(Dataset excerpt)

=======

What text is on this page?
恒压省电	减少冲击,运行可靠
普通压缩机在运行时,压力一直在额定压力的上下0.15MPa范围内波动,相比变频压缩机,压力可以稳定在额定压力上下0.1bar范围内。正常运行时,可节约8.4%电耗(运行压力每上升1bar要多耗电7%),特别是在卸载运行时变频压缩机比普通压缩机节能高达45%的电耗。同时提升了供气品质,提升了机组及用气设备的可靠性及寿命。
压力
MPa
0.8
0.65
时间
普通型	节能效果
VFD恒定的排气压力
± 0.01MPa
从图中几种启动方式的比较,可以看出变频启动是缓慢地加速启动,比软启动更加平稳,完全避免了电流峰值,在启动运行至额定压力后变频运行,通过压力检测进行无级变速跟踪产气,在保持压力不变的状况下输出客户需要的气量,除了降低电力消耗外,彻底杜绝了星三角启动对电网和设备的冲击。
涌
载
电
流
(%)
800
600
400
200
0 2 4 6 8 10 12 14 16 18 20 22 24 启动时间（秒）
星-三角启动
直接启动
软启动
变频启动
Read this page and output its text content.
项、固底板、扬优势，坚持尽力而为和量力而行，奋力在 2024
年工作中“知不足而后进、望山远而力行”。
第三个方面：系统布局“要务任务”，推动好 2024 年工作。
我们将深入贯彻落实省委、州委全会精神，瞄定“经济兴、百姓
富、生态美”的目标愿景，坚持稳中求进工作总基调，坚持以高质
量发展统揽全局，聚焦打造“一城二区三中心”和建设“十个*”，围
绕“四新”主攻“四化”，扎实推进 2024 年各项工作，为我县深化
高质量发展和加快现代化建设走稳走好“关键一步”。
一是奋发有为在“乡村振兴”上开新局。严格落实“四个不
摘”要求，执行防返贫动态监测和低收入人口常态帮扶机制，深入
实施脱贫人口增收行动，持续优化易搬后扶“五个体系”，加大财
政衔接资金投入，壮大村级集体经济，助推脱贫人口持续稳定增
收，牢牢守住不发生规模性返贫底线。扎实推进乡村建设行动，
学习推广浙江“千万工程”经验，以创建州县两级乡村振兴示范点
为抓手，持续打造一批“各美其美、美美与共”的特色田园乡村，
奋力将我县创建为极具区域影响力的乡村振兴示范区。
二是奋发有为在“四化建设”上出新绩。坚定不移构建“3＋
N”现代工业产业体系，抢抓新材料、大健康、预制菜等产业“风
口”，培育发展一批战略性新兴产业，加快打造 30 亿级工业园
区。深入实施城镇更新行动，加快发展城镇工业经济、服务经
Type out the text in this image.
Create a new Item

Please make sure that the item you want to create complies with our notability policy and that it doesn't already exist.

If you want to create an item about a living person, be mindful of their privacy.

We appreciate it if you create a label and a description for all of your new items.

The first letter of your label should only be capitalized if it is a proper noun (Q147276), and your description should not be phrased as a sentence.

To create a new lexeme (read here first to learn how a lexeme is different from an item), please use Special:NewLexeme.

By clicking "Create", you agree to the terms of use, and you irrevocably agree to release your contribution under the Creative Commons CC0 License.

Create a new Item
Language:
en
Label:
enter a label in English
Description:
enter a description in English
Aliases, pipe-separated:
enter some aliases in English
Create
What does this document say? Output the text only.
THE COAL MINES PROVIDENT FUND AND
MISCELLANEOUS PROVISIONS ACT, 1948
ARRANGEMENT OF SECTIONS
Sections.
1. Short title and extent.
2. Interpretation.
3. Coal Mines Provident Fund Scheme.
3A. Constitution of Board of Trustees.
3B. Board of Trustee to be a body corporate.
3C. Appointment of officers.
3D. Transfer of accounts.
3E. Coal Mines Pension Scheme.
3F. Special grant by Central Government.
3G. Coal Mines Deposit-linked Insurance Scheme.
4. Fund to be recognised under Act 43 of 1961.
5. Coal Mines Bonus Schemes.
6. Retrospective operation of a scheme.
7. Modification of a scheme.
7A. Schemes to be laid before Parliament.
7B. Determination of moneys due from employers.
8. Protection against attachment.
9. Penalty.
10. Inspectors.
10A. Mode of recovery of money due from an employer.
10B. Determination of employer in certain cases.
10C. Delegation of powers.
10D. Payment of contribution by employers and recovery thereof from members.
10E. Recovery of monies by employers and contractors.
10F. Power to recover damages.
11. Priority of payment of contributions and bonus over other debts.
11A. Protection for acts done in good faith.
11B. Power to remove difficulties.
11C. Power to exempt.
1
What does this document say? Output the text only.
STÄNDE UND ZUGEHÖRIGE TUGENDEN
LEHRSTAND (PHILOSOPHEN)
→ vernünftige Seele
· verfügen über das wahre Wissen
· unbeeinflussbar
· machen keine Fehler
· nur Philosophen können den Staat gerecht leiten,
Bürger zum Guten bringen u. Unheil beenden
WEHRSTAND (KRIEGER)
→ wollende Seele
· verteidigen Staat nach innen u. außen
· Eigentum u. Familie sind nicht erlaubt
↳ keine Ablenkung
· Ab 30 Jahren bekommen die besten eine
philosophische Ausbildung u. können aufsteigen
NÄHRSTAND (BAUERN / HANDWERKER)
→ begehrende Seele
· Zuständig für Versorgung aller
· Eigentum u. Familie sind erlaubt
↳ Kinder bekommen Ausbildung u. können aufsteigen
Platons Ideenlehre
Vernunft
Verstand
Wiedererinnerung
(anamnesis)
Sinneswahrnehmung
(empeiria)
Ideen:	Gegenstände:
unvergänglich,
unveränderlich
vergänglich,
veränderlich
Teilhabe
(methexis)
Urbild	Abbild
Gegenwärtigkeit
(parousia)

=======

GIVEN TASK: Print the records above exactly as they appear.

CORRECT ANSWER:
What text is on this page?
恒压省电	减少冲击,运行可靠
普通压缩机在运行时,压力一直在额定压力的上下0.15MPa范围内波动,相比变频压缩机,压力可以稳定在额定压力上下0.1bar范围内。正常运行时,可节约8.4%电耗(运行压力每上升1bar要多耗电7%),特别是在卸载运行时变频压缩机比普通压缩机节能高达45%的电耗。同时提升了供气品质,提升了机组及用气设备的可靠性及寿命。
压力
MPa
0.8
0.65
时间
普通型	节能效果
VFD恒定的排气压力
± 0.01MPa
从图中几种启动方式的比较,可以看出变频启动是缓慢地加速启动,比软启动更加平稳,完全避免了电流峰值,在启动运行至额定压力后变频运行,通过压力检测进行无级变速跟踪产气,在保持压力不变的状况下输出客户需要的气量,除了降低电力消耗外,彻底杜绝了星三角启动对电网和设备的冲击。
涌
载
电
流
(%)
800
600
400
200
0 2 4 6 8 10 12 14 16 18 20 22 24 启动时间（秒）
星-三角启动
直接启动
软启动
变频启动
Read this page and output its text content.
项、固底板、扬优势，坚持尽力而为和量力而行，奋力在 2024
年工作中“知不足而后进、望山远而力行”。
第三个方面：系统布局“要务任务”，推动好 2024 年工作。
我们将深入贯彻落实省委、州委全会精神，瞄定“经济兴、百姓
富、生态美”的目标愿景，坚持稳中求进工作总基调，坚持以高质
量发展统揽全局，聚焦打造“一城二区三中心”和建设“十个*”，围
绕“四新”主攻“四化”，扎实推进 2024 年各项工作，为我县深化
高质量发展和加快现代化建设走稳走好“关键一步”。
一是奋发有为在“乡村振兴”上开新局。严格落实“四个不
摘”要求，执行防返贫动态监测和低收入人口常态帮扶机制，深入
实施脱贫人口增收行动，持续优化易搬后扶“五个体系”，加大财
政衔接资金投入，壮大村级集体经济，助推脱贫人口持续稳定增
收，牢牢守住不发生规模性返贫底线。扎实推进乡村建设行动，
学习推广浙江“千万工程”经验，以创建州县两级乡村振兴示范点
为抓手，持续打造一批“各美其美、美美与共”的特色田园乡村，
奋力将我县创建为极具区域影响力的乡村振兴示范区。
二是奋发有为在“四化建设”上出新绩。坚定不移构建“3＋
N”现代工业产业体系，抢抓新材料、大健康、预制菜等产业“风
口”，培育发展一批战略性新兴产业，加快打造 30 亿级工业园
区。深入实施城镇更新行动，加快发展城镇工业经济、服务经
Type out the text in this image.
Create a new Item

Please make sure that the item you want to create complies with our notability policy and that it doesn't already exist.

If you want to create an item about a living person, be mindful of their privacy.

We appreciate it if you create a label and a description for all of your new items.

The first letter of your label should only be capitalized if it is a proper noun (Q147276), and your description should not be phrased as a sentence.

To create a new lexeme (read here first to learn how a lexeme is different from an item), please use Special:NewLexeme.

By clicking "Create", you agree to the terms of use, and you irrevocably agree to release your contribution under the Creative Commons CC0 License.

Create a new Item
Language:
en
Label:
enter a label in English
Description:
enter a description in English
Aliases, pipe-separated:
enter some aliases in English
Create
What does this document say? Output the text only.
THE COAL MINES PROVIDENT FUND AND
MISCELLANEOUS PROVISIONS ACT, 1948
ARRANGEMENT OF SECTIONS
Sections.
1. Short title and extent.
2. Interpretation.
3. Coal Mines Provident Fund Scheme.
3A. Constitution of Board of Trustees.
3B. Board of Trustee to be a body corporate.
3C. Appointment of officers.
3D. Transfer of accounts.
3E. Coal Mines Pension Scheme.
3F. Special grant by Central Government.
3G. Coal Mines Deposit-linked Insurance Scheme.
4. Fund to be recognised under Act 43 of 1961.
5. Coal Mines Bonus Schemes.
6. Retrospective operation of a scheme.
7. Modification of a scheme.
7A. Schemes to be laid before Parliament.
7B. Determination of moneys due from employers.
8. Protection against attachment.
9. Penalty.
10. Inspectors.
10A. Mode of recovery of money due from an employer.
10B. Determination of employer in certain cases.
10C. Delegation of powers.
10D. Payment of contribution by employers and recovery thereof from members.
10E. Recovery of monies by employers and contractors.
10F. Power to recover damages.
11. Priority of payment of contributions and bonus over other debts.
11A. Protection for acts done in good faith.
11B. Power to remove difficulties.
11C. Power to exempt.
1
What does this document say? Output the text only.
STÄNDE UND ZUGEHÖRIGE TUGENDEN
LEHRSTAND (PHILOSOPHEN)
→ vernünftige Seele
· verfügen über das wahre Wissen
· unbeeinflussbar
· machen keine Fehler
· nur Philosophen können den Staat gerecht leiten,
Bürger zum Guten bringen u. Unheil beenden
WEHRSTAND (KRIEGER)
→ wollende Seele
· verteidigen Staat nach innen u. außen
· Eigentum u. Familie sind nicht erlaubt
↳ keine Ablenkung
· Ab 30 Jahren bekommen die besten eine
philosophische Ausbildung u. können aufsteigen
NÄHRSTAND (BAUERN / HANDWERKER)
→ begehrende Seele
· Zuständig für Versorgung aller
· Eigentum u. Familie sind erlaubt
↳ Kinder bekommen Ausbildung u. können aufsteigen
Platons Ideenlehre
Vernunft
Verstand
Wiedererinnerung
(anamnesis)
Sinneswahrnehmung
(empeiria)
Ideen:	Gegenstände:
unvergänglich,
unveränderlich
vergänglich,
veränderlich
Teilhabe
(methexis)
Urbild	Abbild
Gegenwärtigkeit
(parousia)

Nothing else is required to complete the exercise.